Given request:
Write out the material below again, unchanged.

-- begin --

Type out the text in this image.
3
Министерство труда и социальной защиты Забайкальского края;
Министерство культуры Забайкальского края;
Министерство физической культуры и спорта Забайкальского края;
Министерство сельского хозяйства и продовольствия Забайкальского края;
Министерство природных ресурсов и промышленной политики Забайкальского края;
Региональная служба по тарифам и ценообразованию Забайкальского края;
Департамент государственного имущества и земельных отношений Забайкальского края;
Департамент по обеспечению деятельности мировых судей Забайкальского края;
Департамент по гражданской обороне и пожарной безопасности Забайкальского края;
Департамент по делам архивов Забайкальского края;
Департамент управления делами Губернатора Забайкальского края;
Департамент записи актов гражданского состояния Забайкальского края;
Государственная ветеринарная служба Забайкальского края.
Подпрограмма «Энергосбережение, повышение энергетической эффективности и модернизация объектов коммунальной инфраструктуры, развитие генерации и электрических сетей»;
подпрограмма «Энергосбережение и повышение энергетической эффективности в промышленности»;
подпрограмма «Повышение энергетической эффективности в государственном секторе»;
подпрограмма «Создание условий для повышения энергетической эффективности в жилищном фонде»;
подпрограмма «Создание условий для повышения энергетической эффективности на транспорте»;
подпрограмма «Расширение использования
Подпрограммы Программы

-- end --

Final answer:
Type out the text in this image.
3
Министерство труда и социальной защиты Забайкальского края;
Министерство культуры Забайкальского края;
Министерство физической культуры и спорта Забайкальского края;
Министерство сельского хозяйства и продовольствия Забайкальского края;
Министерство природных ресурсов и промышленной политики Забайкальского края;
Региональная служба по тарифам и ценообразованию Забайкальского края;
Департамент государственного имущества и земельных отношений Забайкальского края;
Департамент по обеспечению деятельности мировых судей Забайкальского края;
Департамент по гражданской обороне и пожарной безопасности Забайкальского края;
Департамент по делам архивов Забайкальского края;
Департамент управления делами Губернатора Забайкальского края;
Департамент записи актов гражданского состояния Забайкальского края;
Государственная ветеринарная служба Забайкальского края.
Подпрограмма «Энергосбережение, повышение энергетической эффективности и модернизация объектов коммунальной инфраструктуры, развитие генерации и электрических сетей»;
подпрограмма «Энергосбережение и повышение энергетической эффективности в промышленности»;
подпрограмма «Повышение энергетической эффективности в государственном секторе»;
подпрограмма «Создание условий для повышения энергетической эффективности в жилищном фонде»;
подпрограмма «Создание условий для повышения энергетической эффективности на транспорте»;
подпрограмма «Расширение использования
Подпрограммы Программы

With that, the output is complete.